(Instructions to follow): Can all of these lines be returned exactly?

--- Begin ---

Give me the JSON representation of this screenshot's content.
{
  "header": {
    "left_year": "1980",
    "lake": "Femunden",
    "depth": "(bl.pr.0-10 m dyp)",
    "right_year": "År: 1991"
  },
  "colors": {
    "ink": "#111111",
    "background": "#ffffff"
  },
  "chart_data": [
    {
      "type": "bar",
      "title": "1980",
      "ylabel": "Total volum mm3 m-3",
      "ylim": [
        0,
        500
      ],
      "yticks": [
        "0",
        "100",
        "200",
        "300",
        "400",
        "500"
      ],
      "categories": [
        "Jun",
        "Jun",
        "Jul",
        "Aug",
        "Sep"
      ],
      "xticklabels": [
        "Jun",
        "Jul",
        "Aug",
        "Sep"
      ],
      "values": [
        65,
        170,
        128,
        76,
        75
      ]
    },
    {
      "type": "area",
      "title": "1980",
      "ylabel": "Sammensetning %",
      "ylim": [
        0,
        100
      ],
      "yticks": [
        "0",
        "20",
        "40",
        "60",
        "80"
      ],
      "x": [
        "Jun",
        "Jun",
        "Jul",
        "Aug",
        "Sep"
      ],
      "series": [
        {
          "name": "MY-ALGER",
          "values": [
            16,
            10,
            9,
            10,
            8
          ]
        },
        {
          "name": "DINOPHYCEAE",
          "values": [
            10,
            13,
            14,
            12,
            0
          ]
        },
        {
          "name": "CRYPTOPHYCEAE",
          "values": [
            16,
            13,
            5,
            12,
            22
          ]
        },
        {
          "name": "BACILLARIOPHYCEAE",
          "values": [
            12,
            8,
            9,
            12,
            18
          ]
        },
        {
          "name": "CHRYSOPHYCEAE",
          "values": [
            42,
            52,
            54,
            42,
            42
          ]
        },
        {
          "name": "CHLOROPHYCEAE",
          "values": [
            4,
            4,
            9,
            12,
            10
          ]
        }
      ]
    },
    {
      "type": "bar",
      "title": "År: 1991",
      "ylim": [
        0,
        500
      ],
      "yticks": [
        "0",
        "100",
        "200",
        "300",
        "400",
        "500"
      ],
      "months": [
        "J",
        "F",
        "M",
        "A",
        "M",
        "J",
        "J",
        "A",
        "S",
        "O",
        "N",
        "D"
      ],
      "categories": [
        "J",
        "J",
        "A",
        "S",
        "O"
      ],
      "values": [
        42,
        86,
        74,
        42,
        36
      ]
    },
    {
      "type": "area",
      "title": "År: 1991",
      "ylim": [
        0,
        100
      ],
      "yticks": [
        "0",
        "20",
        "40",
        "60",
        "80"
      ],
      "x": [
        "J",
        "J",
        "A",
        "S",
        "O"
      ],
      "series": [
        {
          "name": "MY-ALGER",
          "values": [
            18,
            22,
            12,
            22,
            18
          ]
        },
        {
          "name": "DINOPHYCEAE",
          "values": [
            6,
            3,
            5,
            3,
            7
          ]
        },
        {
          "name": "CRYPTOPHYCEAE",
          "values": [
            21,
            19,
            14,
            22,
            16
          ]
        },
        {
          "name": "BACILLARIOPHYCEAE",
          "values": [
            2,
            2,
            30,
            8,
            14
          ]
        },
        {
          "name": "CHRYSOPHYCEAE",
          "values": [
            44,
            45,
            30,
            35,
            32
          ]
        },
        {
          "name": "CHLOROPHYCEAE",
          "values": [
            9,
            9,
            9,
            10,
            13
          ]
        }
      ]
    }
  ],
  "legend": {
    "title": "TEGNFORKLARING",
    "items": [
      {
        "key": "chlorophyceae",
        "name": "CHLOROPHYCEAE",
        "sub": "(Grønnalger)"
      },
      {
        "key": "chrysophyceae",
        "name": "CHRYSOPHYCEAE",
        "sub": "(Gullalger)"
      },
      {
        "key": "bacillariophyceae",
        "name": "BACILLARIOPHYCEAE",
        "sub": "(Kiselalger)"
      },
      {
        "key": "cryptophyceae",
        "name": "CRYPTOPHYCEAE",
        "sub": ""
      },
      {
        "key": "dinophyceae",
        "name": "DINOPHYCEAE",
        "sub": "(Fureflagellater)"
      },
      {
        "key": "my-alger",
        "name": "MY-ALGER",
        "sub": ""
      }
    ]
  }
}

--- End ---

(Finished answer):
Give me the JSON representation of this screenshot's content.
{
  "header": {
    "left_year": "1980",
    "lake": "Femunden",
    "depth": "(bl.pr.0-10 m dyp)",
    "right_year": "År: 1991"
  },
  "colors": {
    "ink": "#111111",
    "background": "#ffffff"
  },
  "chart_data": [
    {
      "type": "bar",
      "title": "1980",
      "ylabel": "Total volum mm3 m-3",
      "ylim": [
        0,
        500
      ],
      "yticks": [
        "0",
        "100",
        "200",
        "300",
        "400",
        "500"
      ],
      "categories": [
        "Jun",
        "Jun",
        "Jul",
        "Aug",
        "Sep"
      ],
      "xticklabels": [
        "Jun",
        "Jul",
        "Aug",
        "Sep"
      ],
      "values": [
        65,
        170,
        128,
        76,
        75
      ]
    },
    {
      "type": "area",
      "title": "1980",
      "ylabel": "Sammensetning %",
      "ylim": [
        0,
        100
      ],
      "yticks": [
        "0",
        "20",
        "40",
        "60",
        "80"
      ],
      "x": [
        "Jun",
        "Jun",
        "Jul",
        "Aug",
        "Sep"
      ],
      "series": [
        {
          "name": "MY-ALGER",
          "values": [
            16,
            10,
            9,
            10,
            8
          ]
        },
        {
          "name": "DINOPHYCEAE",
          "values": [
            10,
            13,
            14,
            12,
            0
          ]
        },
        {
          "name": "CRYPTOPHYCEAE",
          "values": [
            16,
            13,
            5,
            12,
            22
          ]
        },
        {
          "name": "BACILLARIOPHYCEAE",
          "values": [
            12,
            8,
            9,
            12,
            18
          ]
        },
        {
          "name": "CHRYSOPHYCEAE",
          "values": [
            42,
            52,
            54,
            42,
            42
          ]
        },
        {
          "name": "CHLOROPHYCEAE",
          "values": [
            4,
            4,
            9,
            12,
            10
          ]
        }
      ]
    },
    {
      "type": "bar",
      "title": "År: 1991",
      "ylim": [
        0,
        500
      ],
      "yticks": [
        "0",
        "100",
        "200",
        "300",
        "400",
        "500"
      ],
      "months": [
        "J",
        "F",
        "M",
        "A",
        "M",
        "J",
        "J",
        "A",
        "S",
        "O",
        "N",
        "D"
      ],
      "categories": [
        "J",
        "J",
        "A",
        "S",
        "O"
      ],
      "values": [
        42,
        86,
        74,
        42,
        36
      ]
    },
    {
      "type": "area",
      "title": "År: 1991",
      "ylim": [
        0,
        100
      ],
      "yticks": [
        "0",
        "20",
        "40",
        "60",
        "80"
      ],
      "x": [
        "J",
        "J",
        "A",
        "S",
        "O"
      ],
      "series": [
        {
          "name": "MY-ALGER",
          "values": [
            18,
            22,
            12,
            22,
            18
          ]
        },
        {
          "name": "DINOPHYCEAE",
          "values": [
            6,
            3,
            5,
            3,
            7
          ]
        },
        {
          "name": "CRYPTOPHYCEAE",
          "values": [
            21,
            19,
            14,
            22,
            16
          ]
        },
        {
          "name": "BACILLARIOPHYCEAE",
          "values": [
            2,
            2,
            30,
            8,
            14
          ]
        },
        {
          "name": "CHRYSOPHYCEAE",
          "values": [
            44,
            45,
            30,
            35,
            32
          ]
        },
        {
          "name": "CHLOROPHYCEAE",
          "values": [
            9,
            9,
            9,
            10,
            13
          ]
        }
      ]
    }
  ],
  "legend": {
    "title": "TEGNFORKLARING",
    "items": [
      {
        "key": "chlorophyceae",
        "name": "CHLOROPHYCEAE",
        "sub": "(Grønnalger)"
      },
      {
        "key": "chrysophyceae",
        "name": "CHRYSOPHYCEAE",
        "sub": "(Gullalger)"
      },
      {
        "key": "bacillariophyceae",
        "name": "BACILLARIOPHYCEAE",
        "sub": "(Kiselalger)"
      },
      {
        "key": "cryptophyceae",
        "name": "CRYPTOPHYCEAE",
        "sub": ""
      },
      {
        "key": "dinophyceae",
        "name": "DINOPHYCEAE",
        "sub": "(Fureflagellater)"
      },
      {
        "key": "my-alger",
        "name": "MY-ALGER",
        "sub": ""
      }
    ]
  }
}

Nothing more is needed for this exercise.